» **TASK DETAILS**
Find every line containing the word "this" and report the count, nothing more.

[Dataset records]
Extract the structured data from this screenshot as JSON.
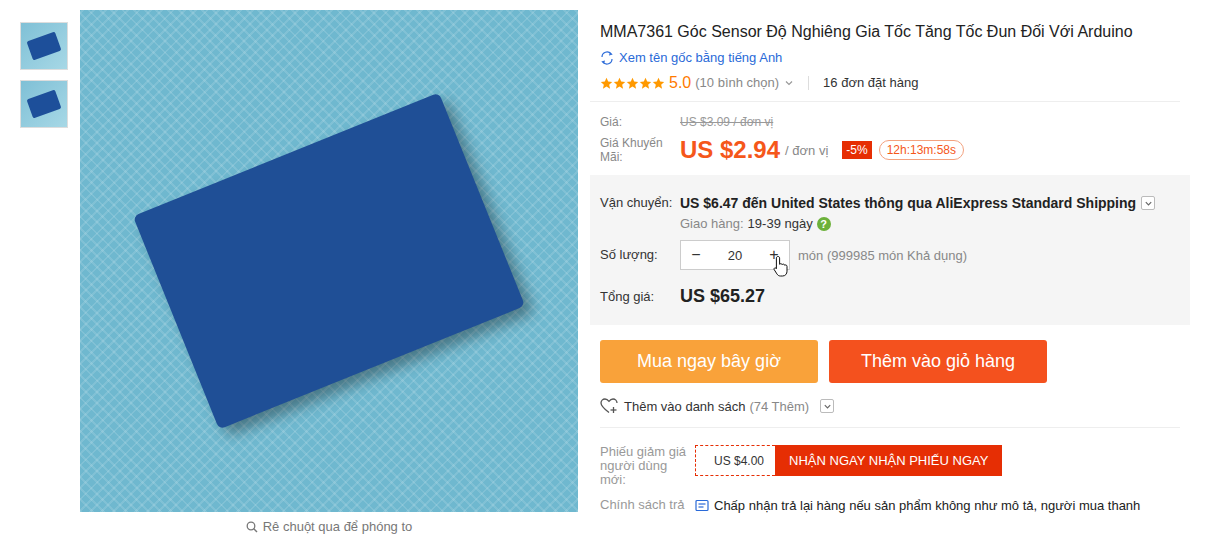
{
  "gallery": {
    "thumbnails": [
      {
        "selected": false
      },
      {
        "selected": false
      }
    ],
    "zoom_hint": "Rê chuột qua để phóng to"
  },
  "product": {
    "title": "MMA7361 Góc Sensor Độ Nghiêng Gia Tốc Tăng Tốc Đun Đối Với Arduino",
    "translate_link": "Xem tên gốc bằng tiếng Anh"
  },
  "rating": {
    "stars": 5,
    "score": "5.0",
    "votes": "(10 bình chọn)",
    "orders": "16 đơn đặt hàng"
  },
  "price": {
    "label": "Giá:",
    "original": "US $3.09 / đơn vị",
    "promo_label": "Giá Khuyến Mãi:",
    "promo": "US $2.94",
    "unit": "/ đơn vị",
    "discount": "-5%",
    "countdown": "12h:13m:58s"
  },
  "shipping": {
    "label": "Vận chuyển:",
    "text": "US $6.47 đến United States thông qua AliExpress Standard Shipping",
    "delivery_label": "Giao hàng:",
    "delivery": "19-39 ngày",
    "help": "?"
  },
  "quantity": {
    "label": "Số lượng:",
    "minus": "−",
    "value": "20",
    "plus": "+",
    "available": "món (999985 món Khả dụng)"
  },
  "total": {
    "label": "Tổng giá:",
    "value": "US $65.27"
  },
  "buttons": [
    {
      "label": "Mua ngay bây giờ",
      "kind": "buy"
    },
    {
      "label": "Thêm vào giỏ hàng",
      "kind": "cart"
    }
  ],
  "wishlist": {
    "label": "Thêm vào danh sách",
    "count": "(74 Thêm)"
  },
  "coupon": {
    "label": "Phiếu giảm giá người dùng mới:",
    "amount": "US $4.00",
    "action": "NHẬN NGAY NHẬN PHIẾU NGAY"
  },
  "return_policy": {
    "label": "Chính sách trả",
    "text": "Chấp nhận trả lại hàng nếu sản phẩm không như mô tả, người mua thanh"
  }
}
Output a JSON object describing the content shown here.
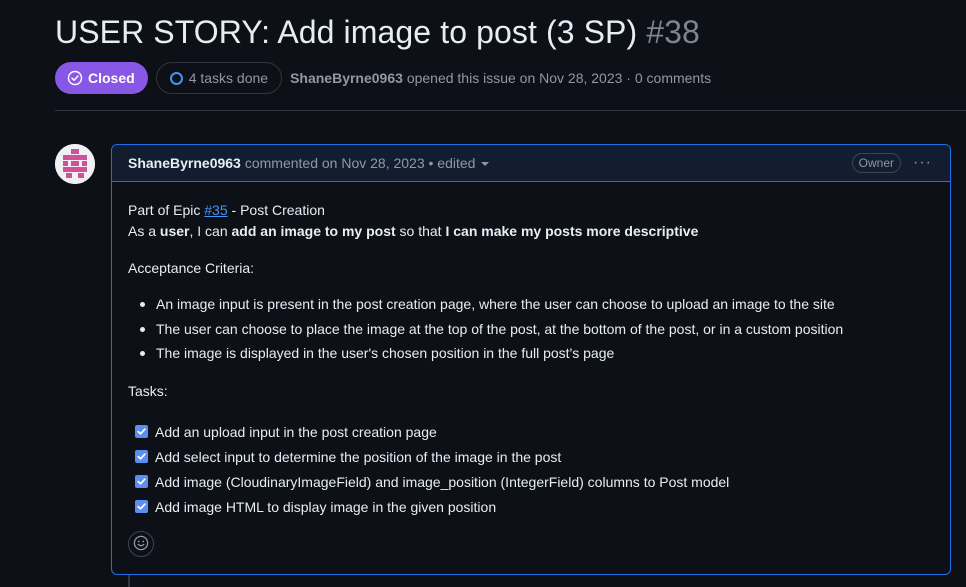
{
  "issue": {
    "title": "USER STORY: Add image to post (3 SP)",
    "number": "#38",
    "state_label": "Closed",
    "tasks_done": "4 tasks done",
    "author": "ShaneByrne0963",
    "opened_text": "opened this issue on Nov 28, 2023 · 0 comments"
  },
  "comment": {
    "author": "ShaneByrne0963",
    "meta": "commented on Nov 28, 2023 • edited",
    "role_badge": "Owner",
    "menu_glyph": "···",
    "epic_prefix": "Part of Epic ",
    "epic_link": "#35",
    "epic_suffix": " - Post Creation",
    "story": {
      "t1": "As a ",
      "b1": "user",
      "t2": ", I can ",
      "b2": "add an image to my post",
      "t3": " so that ",
      "b3": "I can make my posts more descriptive"
    },
    "criteria_heading": "Acceptance Criteria:",
    "criteria": [
      "An image input is present in the post creation page, where the user can choose to upload an image to the site",
      "The user can choose to place the image at the top of the post, at the bottom of the post, or in a custom position",
      "The image is displayed in the user's chosen position in the full post's page"
    ],
    "tasks_heading": "Tasks:",
    "tasks": [
      {
        "label": "Add an upload input in the post creation page",
        "checked": true
      },
      {
        "label": "Add select input to determine the position of the image in the post",
        "checked": true
      },
      {
        "label": "Add image (CloudinaryImageField) and image_position (IntegerField) columns to Post model",
        "checked": true
      },
      {
        "label": "Add image HTML to display image in the given position",
        "checked": true
      }
    ]
  },
  "colors": {
    "closed_badge": "#8957e5",
    "accent_blue": "#4493f8",
    "comment_border": "#1f6feb",
    "background": "#0d1117"
  },
  "icons": [
    "check-circle-icon",
    "progress-ring-icon",
    "caret-down-icon",
    "kebab-icon",
    "checkbox-icon",
    "smiley-icon"
  ]
}
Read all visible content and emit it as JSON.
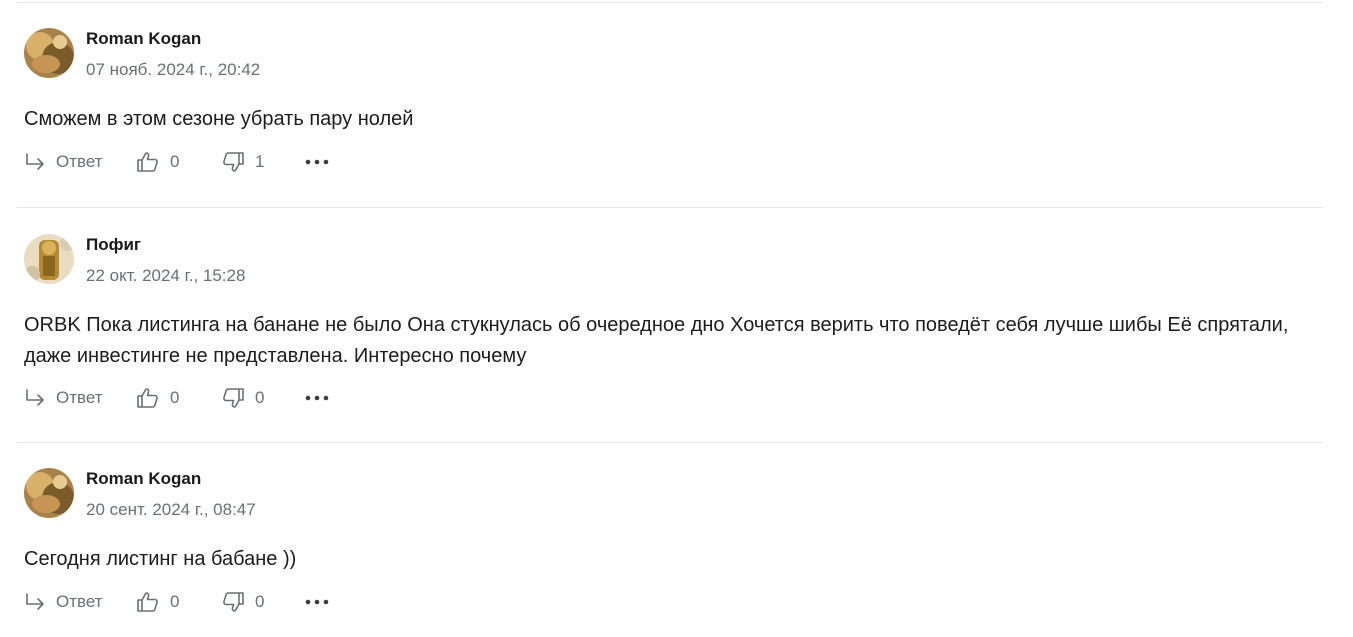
{
  "comments": [
    {
      "author": "Roman Kogan",
      "timestamp": "07 нояб. 2024 г., 20:42",
      "text": "Сможем в этом сезоне убрать пару нолей",
      "reply_label": "Ответ",
      "likes": "0",
      "dislikes": "1"
    },
    {
      "author": "Пофиг",
      "timestamp": "22 окт. 2024 г., 15:28",
      "text": "ORBK Пока листинга на банане не было Она стукнулась об очередное дно Хочется верить что поведёт себя лучше шибы Её спрятали, даже инвестинге не представлена. Интересно почему",
      "reply_label": "Ответ",
      "likes": "0",
      "dislikes": "0"
    },
    {
      "author": "Roman Kogan",
      "timestamp": "20 сент. 2024 г., 08:47",
      "text": "Сегодня листинг на бабане ))",
      "reply_label": "Ответ",
      "likes": "0",
      "dislikes": "0"
    }
  ],
  "icons": {
    "reply": "reply-arrow-icon",
    "like": "thumbs-up-icon",
    "dislike": "thumbs-down-icon",
    "more": "more-dots-icon"
  },
  "colors": {
    "text": "#1c1c1c",
    "muted": "#6b6f76",
    "divider": "#e6e6e6"
  }
}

» **COMPLETE RESPONSE**
2